> **Instructions for the task**: Gather from the material every line that contains the string "JSON".

====

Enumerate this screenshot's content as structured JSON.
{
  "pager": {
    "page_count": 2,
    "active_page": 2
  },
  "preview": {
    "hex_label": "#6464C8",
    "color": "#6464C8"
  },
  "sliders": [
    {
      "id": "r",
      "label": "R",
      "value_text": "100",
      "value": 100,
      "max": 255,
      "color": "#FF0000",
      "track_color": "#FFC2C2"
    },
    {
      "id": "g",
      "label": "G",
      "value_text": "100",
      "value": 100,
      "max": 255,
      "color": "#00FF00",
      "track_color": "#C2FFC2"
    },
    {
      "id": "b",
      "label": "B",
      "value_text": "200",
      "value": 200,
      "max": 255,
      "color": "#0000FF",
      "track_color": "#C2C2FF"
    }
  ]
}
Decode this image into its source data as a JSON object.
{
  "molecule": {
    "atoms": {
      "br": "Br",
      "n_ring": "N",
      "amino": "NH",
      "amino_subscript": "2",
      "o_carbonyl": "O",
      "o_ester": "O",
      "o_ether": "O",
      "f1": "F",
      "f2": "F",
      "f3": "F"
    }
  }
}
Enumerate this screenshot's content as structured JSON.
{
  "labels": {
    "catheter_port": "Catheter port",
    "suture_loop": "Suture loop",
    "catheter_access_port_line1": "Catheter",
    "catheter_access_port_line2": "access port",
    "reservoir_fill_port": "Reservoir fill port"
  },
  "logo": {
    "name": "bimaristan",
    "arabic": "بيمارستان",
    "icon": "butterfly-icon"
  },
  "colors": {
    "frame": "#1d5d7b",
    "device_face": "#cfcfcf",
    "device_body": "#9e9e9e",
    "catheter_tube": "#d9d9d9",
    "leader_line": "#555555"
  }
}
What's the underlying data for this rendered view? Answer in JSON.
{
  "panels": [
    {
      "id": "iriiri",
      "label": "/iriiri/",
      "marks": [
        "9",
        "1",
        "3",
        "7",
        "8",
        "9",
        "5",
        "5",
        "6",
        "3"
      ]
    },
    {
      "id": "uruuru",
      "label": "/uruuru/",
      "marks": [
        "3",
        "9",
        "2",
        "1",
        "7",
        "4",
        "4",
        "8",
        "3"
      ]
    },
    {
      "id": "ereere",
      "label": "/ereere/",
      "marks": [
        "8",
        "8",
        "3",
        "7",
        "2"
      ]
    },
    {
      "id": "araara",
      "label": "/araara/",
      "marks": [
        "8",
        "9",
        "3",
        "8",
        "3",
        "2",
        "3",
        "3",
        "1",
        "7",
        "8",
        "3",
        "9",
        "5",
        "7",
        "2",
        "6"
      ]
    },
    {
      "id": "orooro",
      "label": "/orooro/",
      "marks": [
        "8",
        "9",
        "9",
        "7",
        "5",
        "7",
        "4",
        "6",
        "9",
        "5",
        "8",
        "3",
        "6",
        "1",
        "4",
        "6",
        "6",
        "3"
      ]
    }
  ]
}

====

> **Completed exercise**:
Enumerate this screenshot's content as structured JSON.
Decode this image into its source data as a JSON object.
Enumerate this screenshot's content as structured JSON.
What's the underlying data for this rendered view? Answer in JSON.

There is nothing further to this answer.